[Collected data entries]
- - - - -

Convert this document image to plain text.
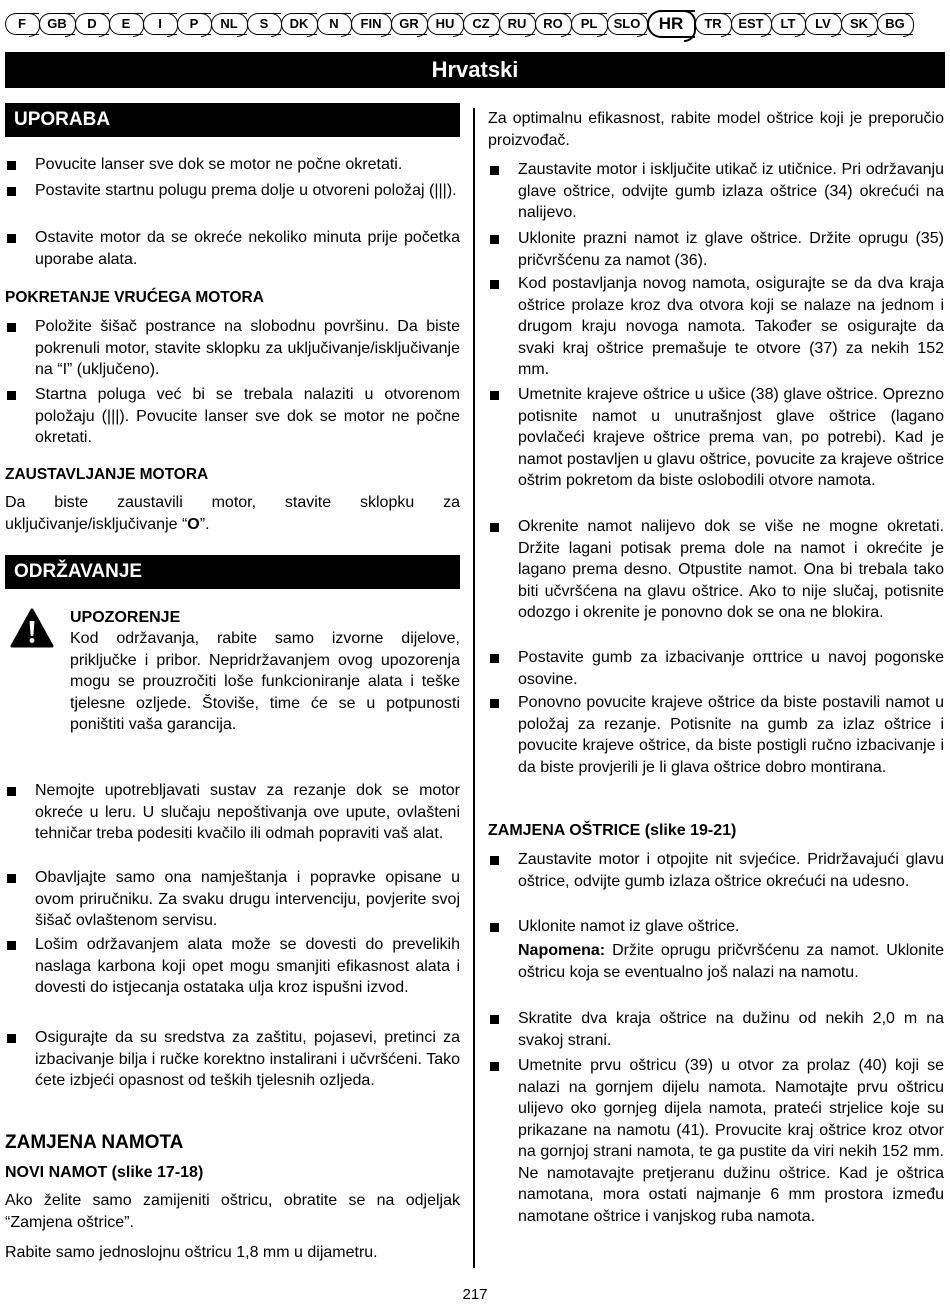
F GB D E I P NL S DK N FIN GR HU CZ RU RO PL SLO HR TR EST LT LV SK BG
Hrvatski
UPORABA
Povucite lanser sve dok se motor ne počne okretati.
Postavite startnu polugu prema dolje u otvoreni položaj (|||).
Ostavite motor da se okreće nekoliko minuta prije početka uporabe alata.
POKRETANJE VRUĆEGA MOTORA
Položite šišač postrance na slobodnu površinu. Da biste pokrenuli motor, stavite sklopku za uključivanje/isključivanje na “I” (uključeno).
Startna poluga već bi se trebala nalaziti u otvorenom položaju (|||). Povucite lanser sve dok se motor ne počne okretati.
ZAUSTAVLJANJE MOTORA
Da biste zaustavili motor, stavite sklopku za uključivanje/isključivanje “O”.
ODRŽAVANJE
UPOZORENJE
Kod održavanja, rabite samo izvorne dijelove, priključke i pribor. Nepridržavanjem ovog upozorenja mogu se prouzročiti loše funkcioniranje alata i teške tjelesne ozljede. Štoviše, time će se u potpunosti poništiti vaša garancija.
Nemojte upotrebljavati sustav za rezanje dok se motor okreće u leru. U slučaju nepoštivanja ove upute, ovlašteni tehničar treba podesiti kvačilo ili odmah popraviti vaš alat.
Obavljajte samo ona namještanja i popravke opisane u ovom priručniku. Za svaku drugu intervenciju, povjerite svoj šišač ovlaštenom servisu.
Lošim održavanjem alata može se dovesti do prevelikih naslaga karbona koji opet mogu smanjiti efikasnost alata i dovesti do istjecanja ostataka ulja kroz ispušni izvod.
Osigurajte da su sredstva za zaštitu, pojasevi, pretinci za izbacivanje bilja i ručke korektno instalirani i učvršćeni. Tako ćete izbjeći opasnost od teških tjelesnih ozljeda.
ZAMJENA NAMOTA
NOVI NAMOT (slike 17-18)
Ako želite samo zamijeniti oštricu, obratite se na odjeljak “Zamjena oštrice”.
Rabite samo jednoslojnu oštricu 1,8 mm u dijametru.
Za optimalnu efikasnost, rabite model oštrice koji je preporučio proizvođač.
Zaustavite motor i isključite utikač iz utičnice. Pri održavanju glave oštrice, odvijte gumb izlaza oštrice (34) okrećući na nalijevo.
Uklonite prazni namot iz glave oštrice. Držite oprugu (35) pričvršćenu za namot (36).
Kod postavljanja novog namota, osigurajte se da dva kraja oštrice prolaze kroz dva otvora koji se nalaze na jednom i drugom kraju novoga namota. Također se osigurajte da svaki kraj oštrice premašuje te otvore (37) za nekih 152 mm.
Umetnite krajeve oštrice u ušice (38) glave oštrice. Oprezno potisnite namot u unutrašnjost glave oštrice (lagano povlačeći krajeve oštrice prema van, po potrebi). Kad je namot postavljen u glavu oštrice, povucite za krajeve oštrice oštrim pokretom da biste oslobodili otvore namota.
Okrenite namot nalijevo dok se više ne mogne okretati. Držite lagani potisak prema dole na namot i okrećite je lagano prema desno. Otpustite namot. Ona bi trebala tako biti učvršćena na glavu oštrice. Ako to nije slučaj, potisnite odozgo i okrenite je ponovno dok se ona ne blokira.
Postavite gumb za izbacivanje oπtrice u navoj pogonske osovine.
Ponovno povucite krajeve oštrice da biste postavili namot u položaj za rezanje. Potisnite na gumb za izlaz oštrice i povucite krajeve oštrice, da biste postigli ručno izbacivanje i da biste provjerili je li glava oštrice dobro montirana.
ZAMJENA OŠTRICE (slike 19-21)
Zaustavite motor i otpojite nit svjećice. Pridržavajući glavu oštrice, odvijte gumb izlaza oštrice okrećući na udesno.
Uklonite namot iz glave oštrice.
Napomena: Držite oprugu pričvršćenu za namot. Uklonite oštricu koja se eventualno još nalazi na namotu.
Skratite dva kraja oštrice na dužinu od nekih 2,0 m na svakoj strani.
Umetnite prvu oštricu (39) u otvor za prolaz (40) koji se nalazi na gornjem dijelu namota. Namotajte prvu oštricu ulijevo oko gornjeg dijela namota, prateći strjelice koje su prikazane na namotu (41). Provucite kraj oštrice kroz otvor na gornjoj strani namota, te ga pustite da viri nekih 152 mm. Ne namotavajte pretjeranu dužinu oštrice. Kad je oštrica namotana, mora ostati najmanje 6 mm prostora između namotane oštrice i vanjskog ruba namota.
217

- - - - -

→ TASK TO COMPLETE: Only lines with the word "MOTORA" are wanted, so copy each one from the records.

→ SOLUTION TO THE EXERCISE:
POKRETANJE VRUĆEGA MOTORA
ZAUSTAVLJANJE MOTORA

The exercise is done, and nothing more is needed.